Reproduce all records exactly.

>> BEGIN INPUT

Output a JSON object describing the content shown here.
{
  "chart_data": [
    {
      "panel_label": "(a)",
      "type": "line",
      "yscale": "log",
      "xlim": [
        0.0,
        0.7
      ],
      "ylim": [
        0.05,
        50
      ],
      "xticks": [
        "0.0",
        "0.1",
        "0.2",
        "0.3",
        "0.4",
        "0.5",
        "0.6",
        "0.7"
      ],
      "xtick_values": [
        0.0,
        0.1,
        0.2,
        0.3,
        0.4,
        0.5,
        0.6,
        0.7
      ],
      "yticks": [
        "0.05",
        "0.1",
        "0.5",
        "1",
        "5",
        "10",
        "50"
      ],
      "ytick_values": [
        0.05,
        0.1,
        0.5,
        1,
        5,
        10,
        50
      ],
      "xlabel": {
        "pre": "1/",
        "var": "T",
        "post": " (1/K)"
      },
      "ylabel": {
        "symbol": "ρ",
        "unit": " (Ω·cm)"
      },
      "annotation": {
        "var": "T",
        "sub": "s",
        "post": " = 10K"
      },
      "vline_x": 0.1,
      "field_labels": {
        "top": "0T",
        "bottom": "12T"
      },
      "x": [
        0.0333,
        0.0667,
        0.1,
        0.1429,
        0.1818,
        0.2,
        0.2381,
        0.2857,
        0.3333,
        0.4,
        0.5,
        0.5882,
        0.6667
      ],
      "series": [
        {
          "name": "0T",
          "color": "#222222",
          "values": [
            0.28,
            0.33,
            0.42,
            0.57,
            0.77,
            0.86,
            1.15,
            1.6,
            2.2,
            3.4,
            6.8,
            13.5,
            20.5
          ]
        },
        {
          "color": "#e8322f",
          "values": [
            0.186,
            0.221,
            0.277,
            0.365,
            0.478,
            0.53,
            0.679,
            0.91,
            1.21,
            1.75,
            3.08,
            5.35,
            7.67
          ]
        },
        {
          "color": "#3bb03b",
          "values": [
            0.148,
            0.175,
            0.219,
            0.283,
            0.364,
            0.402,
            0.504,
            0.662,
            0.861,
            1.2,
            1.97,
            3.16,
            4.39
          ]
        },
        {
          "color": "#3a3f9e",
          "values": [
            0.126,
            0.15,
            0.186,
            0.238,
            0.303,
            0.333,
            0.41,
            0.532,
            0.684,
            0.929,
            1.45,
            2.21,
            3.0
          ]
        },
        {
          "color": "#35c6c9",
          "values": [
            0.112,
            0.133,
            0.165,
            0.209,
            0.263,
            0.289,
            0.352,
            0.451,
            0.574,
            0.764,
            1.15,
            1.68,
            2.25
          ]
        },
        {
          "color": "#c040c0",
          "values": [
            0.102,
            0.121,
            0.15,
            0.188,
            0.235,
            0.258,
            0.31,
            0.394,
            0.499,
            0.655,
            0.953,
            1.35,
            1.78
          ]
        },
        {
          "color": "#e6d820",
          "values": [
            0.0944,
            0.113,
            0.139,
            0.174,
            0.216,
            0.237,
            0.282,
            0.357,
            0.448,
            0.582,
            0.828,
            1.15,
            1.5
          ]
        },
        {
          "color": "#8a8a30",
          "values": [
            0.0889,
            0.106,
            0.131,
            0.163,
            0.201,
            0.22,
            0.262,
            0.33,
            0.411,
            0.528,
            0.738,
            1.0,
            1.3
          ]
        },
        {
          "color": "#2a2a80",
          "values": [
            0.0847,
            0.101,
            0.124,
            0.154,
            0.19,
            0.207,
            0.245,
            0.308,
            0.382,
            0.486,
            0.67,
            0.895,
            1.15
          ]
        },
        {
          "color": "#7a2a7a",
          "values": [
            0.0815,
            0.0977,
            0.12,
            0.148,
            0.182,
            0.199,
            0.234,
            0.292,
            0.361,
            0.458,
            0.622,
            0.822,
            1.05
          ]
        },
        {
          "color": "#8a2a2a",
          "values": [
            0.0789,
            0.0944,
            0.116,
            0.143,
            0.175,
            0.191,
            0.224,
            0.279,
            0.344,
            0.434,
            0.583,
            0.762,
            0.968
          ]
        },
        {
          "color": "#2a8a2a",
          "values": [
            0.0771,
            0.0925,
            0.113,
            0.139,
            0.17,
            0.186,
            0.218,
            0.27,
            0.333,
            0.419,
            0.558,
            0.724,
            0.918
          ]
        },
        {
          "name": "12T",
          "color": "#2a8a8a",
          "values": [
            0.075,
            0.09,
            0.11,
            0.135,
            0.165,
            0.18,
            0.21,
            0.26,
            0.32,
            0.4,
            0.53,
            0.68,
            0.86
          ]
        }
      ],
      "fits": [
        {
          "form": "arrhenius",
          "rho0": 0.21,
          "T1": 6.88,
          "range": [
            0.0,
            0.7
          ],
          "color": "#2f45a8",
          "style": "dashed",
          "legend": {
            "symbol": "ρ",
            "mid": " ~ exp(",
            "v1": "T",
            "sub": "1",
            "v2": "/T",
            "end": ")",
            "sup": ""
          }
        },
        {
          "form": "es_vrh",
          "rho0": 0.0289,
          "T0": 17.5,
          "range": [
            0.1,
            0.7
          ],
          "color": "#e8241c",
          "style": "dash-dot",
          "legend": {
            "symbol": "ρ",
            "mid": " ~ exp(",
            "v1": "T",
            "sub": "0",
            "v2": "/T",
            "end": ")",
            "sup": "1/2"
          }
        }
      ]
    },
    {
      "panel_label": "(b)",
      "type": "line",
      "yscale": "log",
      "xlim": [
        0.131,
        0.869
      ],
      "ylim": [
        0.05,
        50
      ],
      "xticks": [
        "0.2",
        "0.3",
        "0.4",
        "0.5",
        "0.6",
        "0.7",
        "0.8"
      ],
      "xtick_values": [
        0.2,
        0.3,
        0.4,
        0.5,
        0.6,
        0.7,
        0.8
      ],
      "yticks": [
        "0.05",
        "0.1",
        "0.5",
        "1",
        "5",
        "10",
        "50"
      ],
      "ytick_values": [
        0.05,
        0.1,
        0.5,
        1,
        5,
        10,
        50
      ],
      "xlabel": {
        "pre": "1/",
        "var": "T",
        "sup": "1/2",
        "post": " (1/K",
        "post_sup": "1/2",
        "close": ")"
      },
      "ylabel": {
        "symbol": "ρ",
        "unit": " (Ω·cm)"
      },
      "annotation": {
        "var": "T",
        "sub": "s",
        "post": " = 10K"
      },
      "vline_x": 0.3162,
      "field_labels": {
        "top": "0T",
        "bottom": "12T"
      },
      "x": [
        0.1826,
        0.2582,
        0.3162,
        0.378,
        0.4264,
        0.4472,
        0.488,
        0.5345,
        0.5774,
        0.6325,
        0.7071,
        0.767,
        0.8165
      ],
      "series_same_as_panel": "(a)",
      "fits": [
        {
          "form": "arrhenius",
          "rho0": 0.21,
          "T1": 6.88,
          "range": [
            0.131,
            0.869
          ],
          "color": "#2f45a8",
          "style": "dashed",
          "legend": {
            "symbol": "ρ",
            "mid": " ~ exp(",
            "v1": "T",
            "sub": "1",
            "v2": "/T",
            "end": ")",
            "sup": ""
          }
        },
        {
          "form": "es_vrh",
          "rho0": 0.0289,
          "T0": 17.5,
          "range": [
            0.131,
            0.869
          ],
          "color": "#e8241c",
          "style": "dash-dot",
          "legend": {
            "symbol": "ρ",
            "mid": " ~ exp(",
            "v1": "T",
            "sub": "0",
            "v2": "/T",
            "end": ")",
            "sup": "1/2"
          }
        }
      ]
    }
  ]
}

>> END INPUT

# THE REPLY
Output a JSON object describing the content shown here.
{
  "chart_data": [
    {
      "panel_label": "(a)",
      "type": "line",
      "yscale": "log",
      "xlim": [
        0.0,
        0.7
      ],
      "ylim": [
        0.05,
        50
      ],
      "xticks": [
        "0.0",
        "0.1",
        "0.2",
        "0.3",
        "0.4",
        "0.5",
        "0.6",
        "0.7"
      ],
      "xtick_values": [
        0.0,
        0.1,
        0.2,
        0.3,
        0.4,
        0.5,
        0.6,
        0.7
      ],
      "yticks": [
        "0.05",
        "0.1",
        "0.5",
        "1",
        "5",
        "10",
        "50"
      ],
      "ytick_values": [
        0.05,
        0.1,
        0.5,
        1,
        5,
        10,
        50
      ],
      "xlabel": {
        "pre": "1/",
        "var": "T",
        "post": " (1/K)"
      },
      "ylabel": {
        "symbol": "ρ",
        "unit": " (Ω·cm)"
      },
      "annotation": {
        "var": "T",
        "sub": "s",
        "post": " = 10K"
      },
      "vline_x": 0.1,
      "field_labels": {
        "top": "0T",
        "bottom": "12T"
      },
      "x": [
        0.0333,
        0.0667,
        0.1,
        0.1429,
        0.1818,
        0.2,
        0.2381,
        0.2857,
        0.3333,
        0.4,
        0.5,
        0.5882,
        0.6667
      ],
      "series": [
        {
          "name": "0T",
          "color": "#222222",
          "values": [
            0.28,
            0.33,
            0.42,
            0.57,
            0.77,
            0.86,
            1.15,
            1.6,
            2.2,
            3.4,
            6.8,
            13.5,
            20.5
          ]
        },
        {
          "color": "#e8322f",
          "values": [
            0.186,
            0.221,
            0.277,
            0.365,
            0.478,
            0.53,
            0.679,
            0.91,
            1.21,
            1.75,
            3.08,
            5.35,
            7.67
          ]
        },
        {
          "color": "#3bb03b",
          "values": [
            0.148,
            0.175,
            0.219,
            0.283,
            0.364,
            0.402,
            0.504,
            0.662,
            0.861,
            1.2,
            1.97,
            3.16,
            4.39
          ]
        },
        {
          "color": "#3a3f9e",
          "values": [
            0.126,
            0.15,
            0.186,
            0.238,
            0.303,
            0.333,
            0.41,
            0.532,
            0.684,
            0.929,
            1.45,
            2.21,
            3.0
          ]
        },
        {
          "color": "#35c6c9",
          "values": [
            0.112,
            0.133,
            0.165,
            0.209,
            0.263,
            0.289,
            0.352,
            0.451,
            0.574,
            0.764,
            1.15,
            1.68,
            2.25
          ]
        },
        {
          "color": "#c040c0",
          "values": [
            0.102,
            0.121,
            0.15,
            0.188,
            0.235,
            0.258,
            0.31,
            0.394,
            0.499,
            0.655,
            0.953,
            1.35,
            1.78
          ]
        },
        {
          "color": "#e6d820",
          "values": [
            0.0944,
            0.113,
            0.139,
            0.174,
            0.216,
            0.237,
            0.282,
            0.357,
            0.448,
            0.582,
            0.828,
            1.15,
            1.5
          ]
        },
        {
          "color": "#8a8a30",
          "values": [
            0.0889,
            0.106,
            0.131,
            0.163,
            0.201,
            0.22,
            0.262,
            0.33,
            0.411,
            0.528,
            0.738,
            1.0,
            1.3
          ]
        },
        {
          "color": "#2a2a80",
          "values": [
            0.0847,
            0.101,
            0.124,
            0.154,
            0.19,
            0.207,
            0.245,
            0.308,
            0.382,
            0.486,
            0.67,
            0.895,
            1.15
          ]
        },
        {
          "color": "#7a2a7a",
          "values": [
            0.0815,
            0.0977,
            0.12,
            0.148,
            0.182,
            0.199,
            0.234,
            0.292,
            0.361,
            0.458,
            0.622,
            0.822,
            1.05
          ]
        },
        {
          "color": "#8a2a2a",
          "values": [
            0.0789,
            0.0944,
            0.116,
            0.143,
            0.175,
            0.191,
            0.224,
            0.279,
            0.344,
            0.434,
            0.583,
            0.762,
            0.968
          ]
        },
        {
          "color": "#2a8a2a",
          "values": [
            0.0771,
            0.0925,
            0.113,
            0.139,
            0.17,
            0.186,
            0.218,
            0.27,
            0.333,
            0.419,
            0.558,
            0.724,
            0.918
          ]
        },
        {
          "name": "12T",
          "color": "#2a8a8a",
          "values": [
            0.075,
            0.09,
            0.11,
            0.135,
            0.165,
            0.18,
            0.21,
            0.26,
            0.32,
            0.4,
            0.53,
            0.68,
            0.86
          ]
        }
      ],
      "fits": [
        {
          "form": "arrhenius",
          "rho0": 0.21,
          "T1": 6.88,
          "range": [
            0.0,
            0.7
          ],
          "color": "#2f45a8",
          "style": "dashed",
          "legend": {
            "symbol": "ρ",
            "mid": " ~ exp(",
            "v1": "T",
            "sub": "1",
            "v2": "/T",
            "end": ")",
            "sup": ""
          }
        },
        {
          "form": "es_vrh",
          "rho0": 0.0289,
          "T0": 17.5,
          "range": [
            0.1,
            0.7
          ],
          "color": "#e8241c",
          "style": "dash-dot",
          "legend": {
            "symbol": "ρ",
            "mid": " ~ exp(",
            "v1": "T",
            "sub": "0",
            "v2": "/T",
            "end": ")",
            "sup": "1/2"
          }
        }
      ]
    },
    {
      "panel_label": "(b)",
      "type": "line",
      "yscale": "log",
      "xlim": [
        0.131,
        0.869
      ],
      "ylim": [
        0.05,
        50
      ],
      "xticks": [
        "0.2",
        "0.3",
        "0.4",
        "0.5",
        "0.6",
        "0.7",
        "0.8"
      ],
      "xtick_values": [
        0.2,
        0.3,
        0.4,
        0.5,
        0.6,
        0.7,
        0.8
      ],
      "yticks": [
        "0.05",
        "0.1",
        "0.5",
        "1",
        "5",
        "10",
        "50"
      ],
      "ytick_values": [
        0.05,
        0.1,
        0.5,
        1,
        5,
        10,
        50
      ],
      "xlabel": {
        "pre": "1/",
        "var": "T",
        "sup": "1/2",
        "post": " (1/K",
        "post_sup": "1/2",
        "close": ")"
      },
      "ylabel": {
        "symbol": "ρ",
        "unit": " (Ω·cm)"
      },
      "annotation": {
        "var": "T",
        "sub": "s",
        "post": " = 10K"
      },
      "vline_x": 0.3162,
      "field_labels": {
        "top": "0T",
        "bottom": "12T"
      },
      "x": [
        0.1826,
        0.2582,
        0.3162,
        0.378,
        0.4264,
        0.4472,
        0.488,
        0.5345,
        0.5774,
        0.6325,
        0.7071,
        0.767,
        0.8165
      ],
      "series_same_as_panel": "(a)",
      "fits": [
        {
          "form": "arrhenius",
          "rho0": 0.21,
          "T1": 6.88,
          "range": [
            0.131,
            0.869
          ],
          "color": "#2f45a8",
          "style": "dashed",
          "legend": {
            "symbol": "ρ",
            "mid": " ~ exp(",
            "v1": "T",
            "sub": "1",
            "v2": "/T",
            "end": ")",
            "sup": ""
          }
        },
        {
          "form": "es_vrh",
          "rho0": 0.0289,
          "T0": 17.5,
          "range": [
            0.131,
            0.869
          ],
          "color": "#e8241c",
          "style": "dash-dot",
          "legend": {
            "symbol": "ρ",
            "mid": " ~ exp(",
            "v1": "T",
            "sub": "0",
            "v2": "/T",
            "end": ")",
            "sup": "1/2"
          }
        }
      ]
    }
  ]
}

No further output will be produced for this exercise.